:: Provided data ::
--- start ---
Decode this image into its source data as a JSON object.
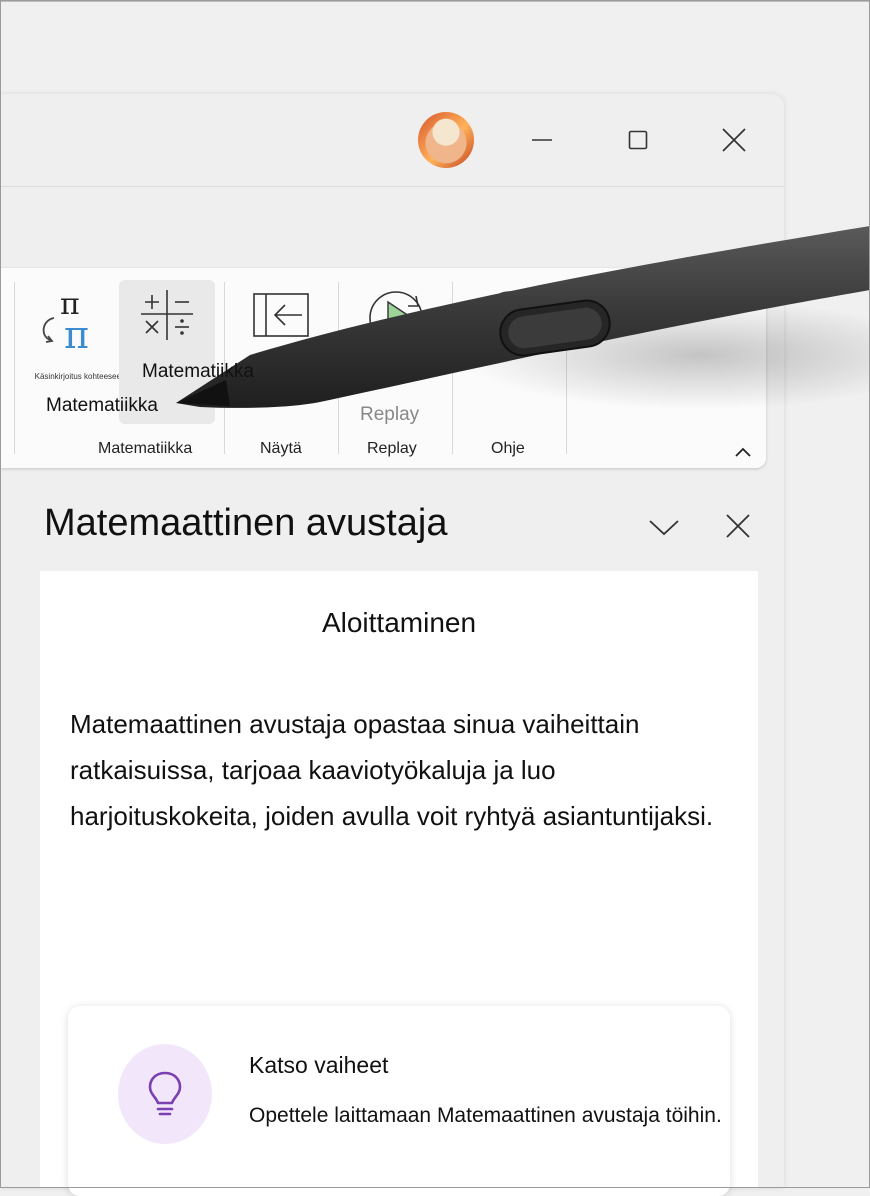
{
  "window": {
    "controls": {
      "minimize": "minimize",
      "maximize": "maximize",
      "close": "close"
    }
  },
  "ribbon": {
    "handwriting_button_label": "Käsinkirjoitus kohteeseen",
    "math_button_label": "Matematiikka",
    "tooltip_label": "Matematiikka",
    "replay_button_label": "Replay",
    "groups": {
      "math": "Matematiikka",
      "show": "Näytä",
      "replay": "Replay",
      "help": "Ohje"
    }
  },
  "pane": {
    "title": "Matemaattinen avustaja",
    "heading": "Aloittaminen",
    "body": "Matemaattinen avustaja opastaa sinua vaiheittain ratkaisuissa, tarjoaa kaaviotyökaluja ja luo harjoituskokeita, joiden avulla voit ryhtyä asiantuntijaksi.",
    "card": {
      "icon": "lightbulb-icon",
      "title": "Katso vaiheet",
      "description": "Opettele laittamaan Matemaattinen avustaja töihin."
    }
  },
  "colors": {
    "accent_purple": "#7a3fb0",
    "card_icon_bg": "#f2e6fb",
    "replay_green": "#9ed49a"
  }
}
--- end ---
Without the pictures, retype the whole of the material above exactly.

:: Answer to this problem ::
Decode this image into its source data as a JSON object.
{
  "window": {
    "controls": {
      "minimize": "minimize",
      "maximize": "maximize",
      "close": "close"
    }
  },
  "ribbon": {
    "handwriting_button_label": "Käsinkirjoitus kohteeseen",
    "math_button_label": "Matematiikka",
    "tooltip_label": "Matematiikka",
    "replay_button_label": "Replay",
    "groups": {
      "math": "Matematiikka",
      "show": "Näytä",
      "replay": "Replay",
      "help": "Ohje"
    }
  },
  "pane": {
    "title": "Matemaattinen avustaja",
    "heading": "Aloittaminen",
    "body": "Matemaattinen avustaja opastaa sinua vaiheittain ratkaisuissa, tarjoaa kaaviotyökaluja ja luo harjoituskokeita, joiden avulla voit ryhtyä asiantuntijaksi.",
    "card": {
      "icon": "lightbulb-icon",
      "title": "Katso vaiheet",
      "description": "Opettele laittamaan Matemaattinen avustaja töihin."
    }
  },
  "colors": {
    "accent_purple": "#7a3fb0",
    "card_icon_bg": "#f2e6fb",
    "replay_green": "#9ed49a"
  }
}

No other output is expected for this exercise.